======== Exercise material ========

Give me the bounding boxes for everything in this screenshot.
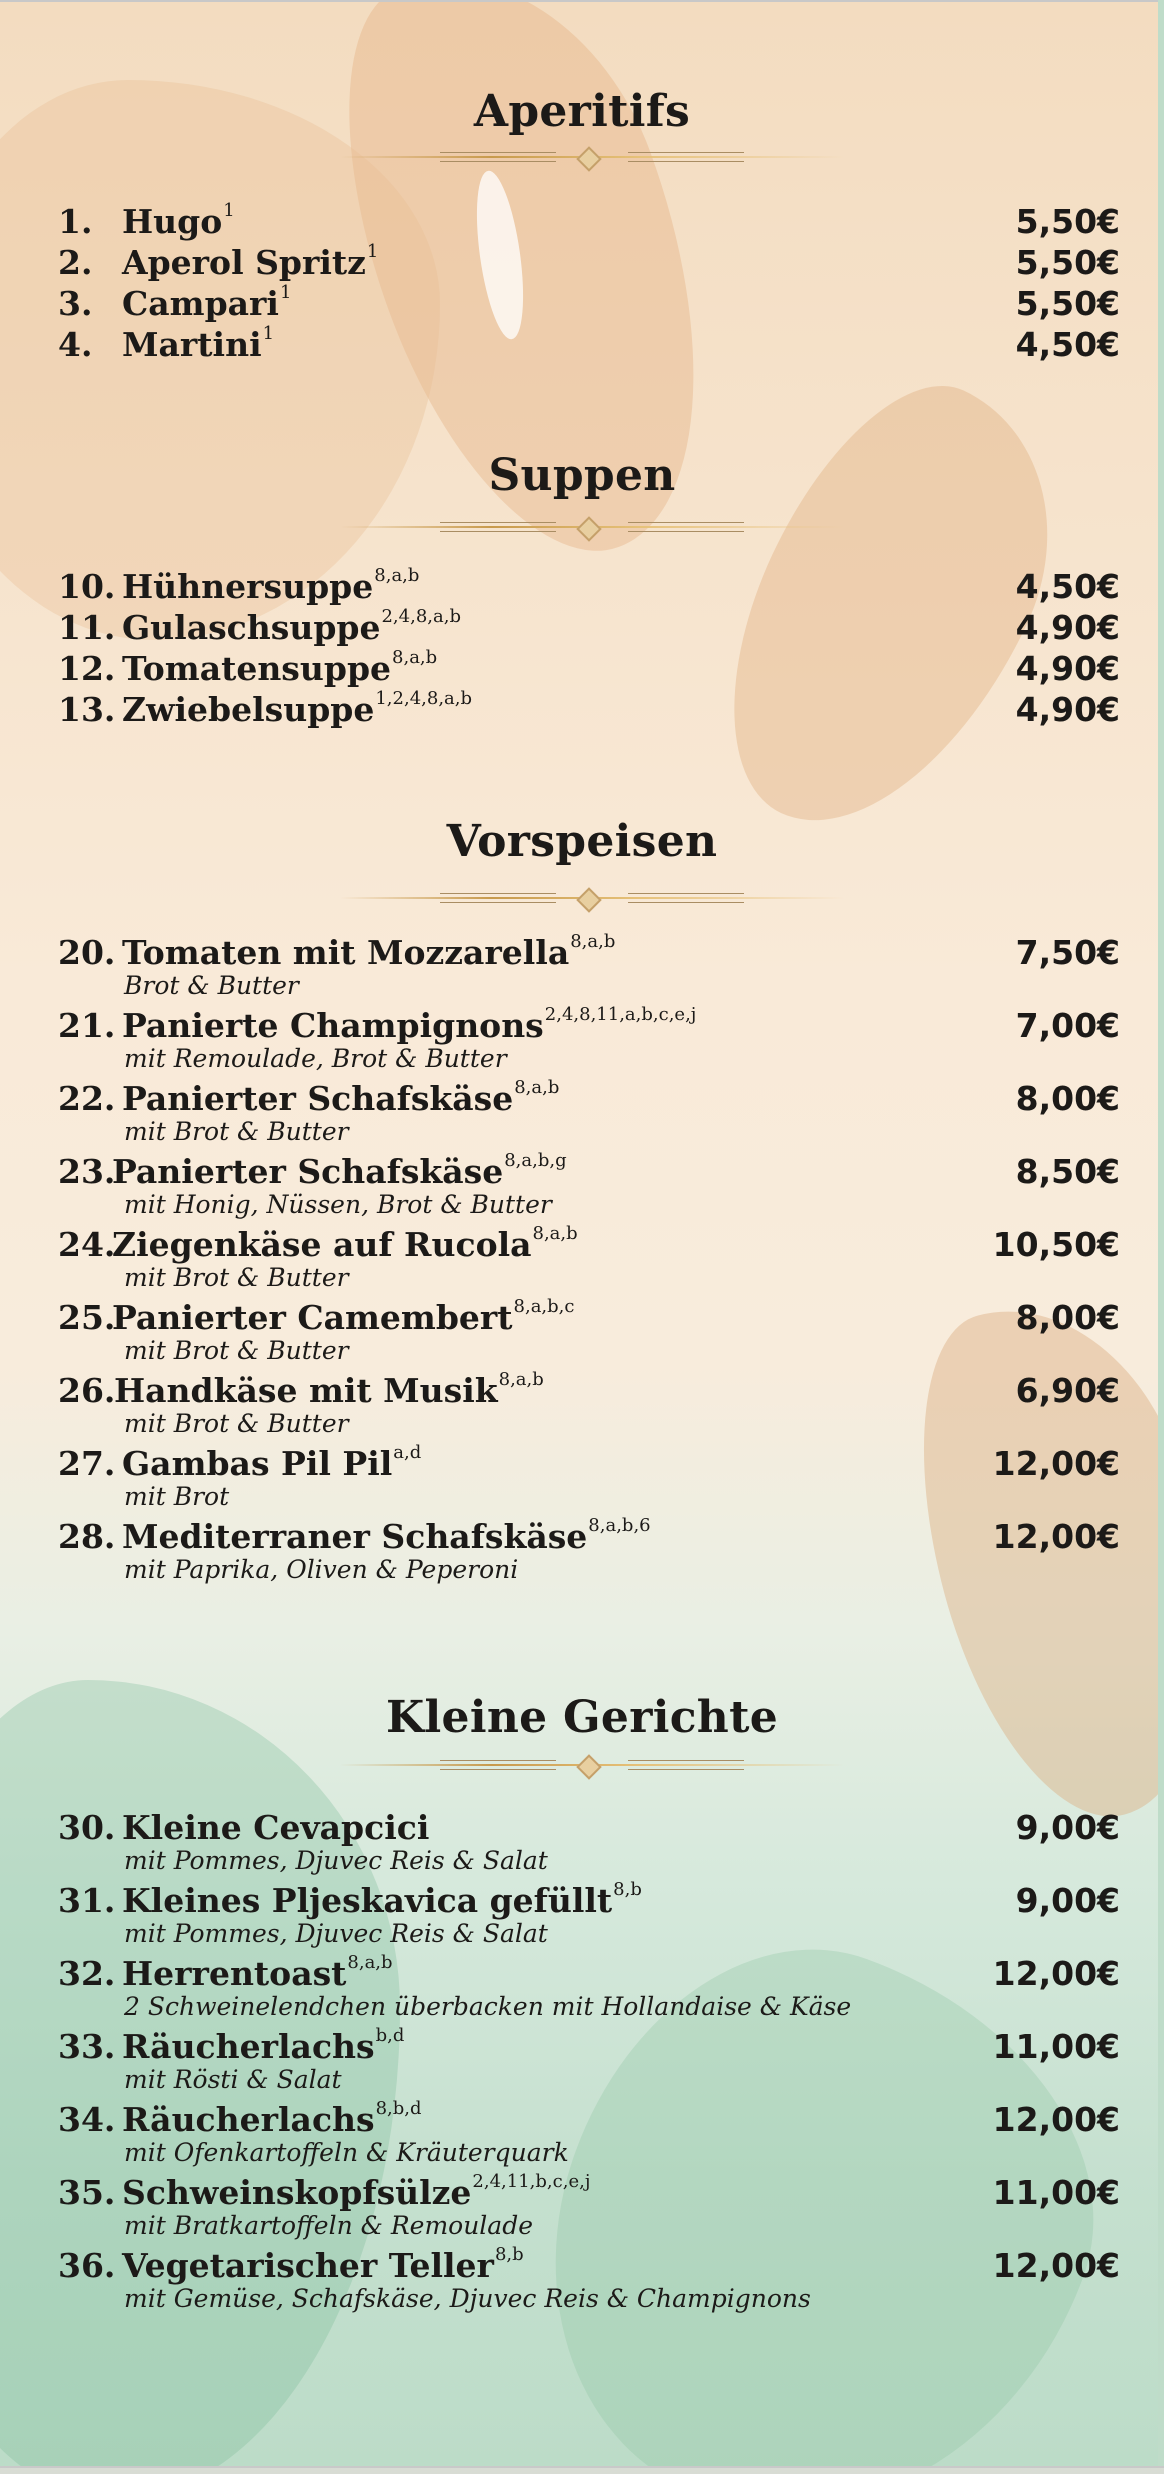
- item-name: Kleines Pljeskavica gefüllt$^{8,b}$: [122, 1879, 642, 1920]
- background-shape: [877, 1275, 1164, 1845]
- item-price: 5,50€: [1015, 243, 1120, 282]
- item-price: 4,90€: [1015, 649, 1120, 688]
- item-number: 23.: [58, 1152, 116, 1191]
- item-price: 8,50€: [1015, 1152, 1120, 1191]
- item-name: Zwiebelsuppe$^{1,2,4,8,a,b}$: [122, 688, 473, 729]
- allergen-codes: 8,a,b: [347, 1952, 393, 1973]
- item-price: 8,00€: [1015, 1079, 1120, 1118]
- ornament-divider: [340, 1758, 844, 1772]
- ornament-divider: [340, 891, 844, 905]
- item-number: 26.: [58, 1371, 116, 1410]
- item-description: mit Paprika, Oliven & Peperoni: [124, 1555, 519, 1584]
- item-name: Herrentoast$^{8,a,b}$: [122, 1952, 393, 1993]
- allergen-codes: 1: [262, 323, 275, 344]
- item-number: 22.: [58, 1079, 116, 1118]
- item-price: 12,00€: [992, 1517, 1120, 1556]
- item-description: mit Brot & Butter: [124, 1409, 349, 1438]
- item-number: 21.: [58, 1006, 116, 1045]
- ornament-divider: [340, 520, 844, 534]
- item-price: 7,00€: [1015, 1006, 1120, 1045]
- item-name: Ziegenkäse auf Rucola$^{8,a,b}$: [112, 1223, 578, 1264]
- item-number: 10.: [58, 567, 116, 606]
- item-name: Campari$^1$: [122, 282, 292, 323]
- item-price: 12,00€: [992, 1954, 1120, 1993]
- item-price: 12,00€: [992, 1444, 1120, 1483]
- allergen-codes: 1: [223, 200, 235, 221]
- item-name: Räucherlachs$^{b,d}$: [122, 2025, 405, 2066]
- item-number: 27.: [58, 1444, 116, 1483]
- item-name: Schweinskopfsülze$^{2,4,11,b,c,e,j}$: [122, 2171, 591, 2212]
- item-description: mit Brot & Butter: [124, 1263, 349, 1292]
- item-number: 1.: [58, 202, 93, 241]
- item-number: 31.: [58, 1881, 116, 1920]
- item-number: 33.: [58, 2027, 116, 2066]
- item-price: 9,00€: [1015, 1808, 1120, 1847]
- item-name: Kleine Cevapcici: [122, 1808, 430, 1847]
- item-name: Panierte Champignons$^{2,4,8,11,a,b,c,e,j}$: [122, 1004, 697, 1045]
- item-description: mit Brot & Butter: [124, 1336, 349, 1365]
- item-number: 3.: [58, 284, 93, 323]
- item-number: 12.: [58, 649, 116, 688]
- item-name: Aperol Spritz$^1$: [122, 241, 379, 282]
- allergen-codes: a,d: [393, 1442, 422, 1463]
- allergen-codes: 8,a,b: [374, 565, 420, 586]
- allergen-codes: 8,a,b,6: [588, 1515, 651, 1536]
- item-price: 5,50€: [1015, 202, 1120, 241]
- item-name: Panierter Schafskäse$^{8,a,b}$: [122, 1077, 560, 1118]
- section-title: Vorspeisen: [446, 816, 718, 867]
- section-title: Aperitifs: [473, 86, 691, 137]
- item-price: 11,00€: [992, 2027, 1120, 2066]
- allergen-codes: 2,4,8,a,b: [381, 606, 461, 627]
- item-description: mit Ofenkartoffeln & Kräuterquark: [124, 2138, 569, 2167]
- item-description: mit Remoulade, Brot & Butter: [124, 1044, 507, 1073]
- item-price: 9,00€: [1015, 1881, 1120, 1920]
- item-number: 11.: [58, 608, 116, 647]
- item-number: 36.: [58, 2246, 116, 2285]
- item-number: 35.: [58, 2173, 116, 2212]
- item-number: 4.: [58, 325, 93, 364]
- item-price: 4,90€: [1015, 690, 1120, 729]
- right-border: [1158, 0, 1164, 2472]
- item-description: mit Pommes, Djuvec Reis & Salat: [124, 1919, 548, 1948]
- item-price: 7,50€: [1015, 933, 1120, 972]
- item-price: 4,50€: [1015, 567, 1120, 606]
- allergen-codes: 8,a,b: [570, 931, 616, 952]
- item-name: Vegetarischer Teller$^{8,b}$: [122, 2244, 524, 2285]
- allergen-codes: 1: [279, 282, 292, 303]
- item-name: Panierter Schafskäse$^{8,a,b,g}$: [112, 1150, 567, 1191]
- item-description: mit Pommes, Djuvec Reis & Salat: [124, 1846, 548, 1875]
- allergen-codes: 8,b: [494, 2244, 524, 2265]
- allergen-codes: 8,a,b: [514, 1077, 560, 1098]
- allergen-codes: 8,a,b: [498, 1369, 544, 1390]
- item-description: Brot & Butter: [124, 971, 299, 1000]
- item-number: 30.: [58, 1808, 116, 1847]
- ornament-divider: [340, 150, 844, 164]
- item-name: Hugo$^1$: [122, 200, 235, 241]
- item-price: 12,00€: [992, 2246, 1120, 2285]
- item-description: 2 Schweinelendchen überbacken mit Hollandaise & Käse: [124, 1992, 852, 2021]
- item-description: mit Brot & Butter: [124, 1117, 349, 1146]
- item-price: 6,90€: [1015, 1371, 1120, 1410]
- item-name: Hühnersuppe$^{8,a,b}$: [122, 565, 420, 606]
- item-number: 13.: [58, 690, 116, 729]
- allergen-codes: 8,a,b: [532, 1223, 578, 1244]
- item-number: 20.: [58, 933, 116, 972]
- item-name: Handkäse mit Musik$^{8,a,b}$: [114, 1369, 544, 1410]
- item-number: 2.: [58, 243, 93, 282]
- allergen-codes: 2,4,8,11,a,b,c,e,j: [544, 1004, 697, 1025]
- item-description: mit Rösti & Salat: [124, 2065, 342, 2094]
- allergen-codes: 1,2,4,8,a,b: [375, 688, 473, 709]
- item-description: mit Gemüse, Schafskäse, Djuvec Reis & Champignons: [124, 2284, 811, 2313]
- bottom-border: [0, 2466, 1164, 2474]
- item-description: mit Bratkartoffeln & Remoulade: [124, 2211, 533, 2240]
- section-title: Kleine Gerichte: [385, 1692, 779, 1743]
- item-name: Martini$^1$: [122, 323, 275, 364]
- allergen-codes: b,d: [375, 2025, 405, 2046]
- item-name: Panierter Camembert$^{8,a,b,c}$: [112, 1296, 575, 1337]
- item-name: Gulaschsuppe$^{2,4,8,a,b}$: [122, 606, 461, 647]
- item-number: 24.: [58, 1225, 116, 1264]
- item-price: 12,00€: [992, 2100, 1120, 2139]
- item-name: Mediterraner Schafskäse$^{8,a,b,6}$: [122, 1515, 651, 1556]
- allergen-codes: 8,a,b,g: [504, 1150, 567, 1171]
- item-price: 5,50€: [1015, 284, 1120, 323]
- section-title: Suppen: [488, 450, 676, 501]
- item-name: Gambas Pil Pil$^{a,d}$: [122, 1442, 422, 1483]
- item-number: 25.: [58, 1298, 116, 1337]
- allergen-codes: 8,a,b: [392, 647, 438, 668]
- item-number: 32.: [58, 1954, 116, 1993]
- allergen-codes: 1: [366, 241, 379, 262]
- allergen-codes: 8,b,d: [375, 2098, 422, 2119]
- item-number: 34.: [58, 2100, 116, 2139]
- item-price: 8,00€: [1015, 1298, 1120, 1337]
- item-description: mit Honig, Nüssen, Brot & Butter: [124, 1190, 552, 1219]
- item-price: 4,90€: [1015, 608, 1120, 647]
- item-price: 4,50€: [1015, 325, 1120, 364]
- top-border: [0, 0, 1164, 2]
- item-number: 28.: [58, 1517, 116, 1556]
- item-name: Tomaten mit Mozzarella$^{8,a,b}$: [122, 931, 616, 972]
- allergen-codes: 2,4,11,b,c,e,j: [472, 2171, 591, 2192]
- item-price: 11,00€: [992, 2173, 1120, 2212]
- allergen-codes: 8,a,b,c: [513, 1296, 575, 1317]
- item-name: Tomatensuppe$^{8,a,b}$: [122, 647, 438, 688]
- item-description: mit Brot: [124, 1482, 230, 1511]
- item-name: Räucherlachs$^{8,b,d}$: [122, 2098, 422, 2139]
- item-price: 10,50€: [992, 1225, 1120, 1264]
- allergen-codes: 8,b: [613, 1879, 642, 1900]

========

__Instruction__:
Rewrite every item from the line containing "- item-name: Kleines" down to the line containing "- allergen-codes: 8,a,b: [374, 565, 420, 586]", replacing "ornament-divider" with "section-divider" and leaving everything else as it is. Return only those lines.

__The solution__:
- item-name: Kleines Pljeskavica gefüllt$^{8,b}$: [122, 1879, 642, 1920]
- background-shape: [877, 1275, 1164, 1845]
- item-price: 5,50€: [1015, 243, 1120, 282]
- item-price: 4,90€: [1015, 649, 1120, 688]
- item-number: 23.: [58, 1152, 116, 1191]
- item-price: 8,50€: [1015, 1152, 1120, 1191]
- item-name: Zwiebelsuppe$^{1,2,4,8,a,b}$: [122, 688, 473, 729]
- allergen-codes: 8,a,b: [347, 1952, 393, 1973]
- item-price: 8,00€: [1015, 1079, 1120, 1118]
- section-divider: [340, 1758, 844, 1772]
- section-divider: [340, 891, 844, 905]
- item-number: 26.: [58, 1371, 116, 1410]
- item-description: mit Paprika, Oliven & Peperoni: [124, 1555, 519, 1584]
- item-name: Herrentoast$^{8,a,b}$: [122, 1952, 393, 1993]
- allergen-codes: 1: [262, 323, 275, 344]
- item-number: 22.: [58, 1079, 116, 1118]
- item-price: 12,00€: [992, 1517, 1120, 1556]
- item-description: mit Brot & Butter: [124, 1409, 349, 1438]
- item-number: 21.: [58, 1006, 116, 1045]
- section-divider: [340, 520, 844, 534]
- item-price: 7,00€: [1015, 1006, 1120, 1045]
- item-name: Ziegenkäse auf Rucola$^{8,a,b}$: [112, 1223, 578, 1264]
- item-number: 10.: [58, 567, 116, 606]
- item-name: Campari$^1$: [122, 282, 292, 323]
- item-price: 12,00€: [992, 1954, 1120, 1993]
- item-price: 12,00€: [992, 1444, 1120, 1483]
- allergen-codes: 1: [223, 200, 235, 221]
- item-name: Räucherlachs$^{b,d}$: [122, 2025, 405, 2066]
- item-number: 27.: [58, 1444, 116, 1483]
- item-name: Schweinskopfsülze$^{2,4,11,b,c,e,j}$: [122, 2171, 591, 2212]
- item-description: mit Brot & Butter: [124, 1263, 349, 1292]
- item-number: 1.: [58, 202, 93, 241]
- item-number: 31.: [58, 1881, 116, 1920]
- item-number: 33.: [58, 2027, 116, 2066]
- item-price: 9,00€: [1015, 1808, 1120, 1847]
- item-name: Kleine Cevapcici: [122, 1808, 430, 1847]
- item-name: Panierte Champignons$^{2,4,8,11,a,b,c,e,j}$: [122, 1004, 697, 1045]
- item-description: mit Brot & Butter: [124, 1336, 349, 1365]
- item-number: 3.: [58, 284, 93, 323]
- item-number: 12.: [58, 649, 116, 688]
- item-name: Aperol Spritz$^1$: [122, 241, 379, 282]
- allergen-codes: a,d: [393, 1442, 422, 1463]
- allergen-codes: 8,a,b: [374, 565, 420, 586]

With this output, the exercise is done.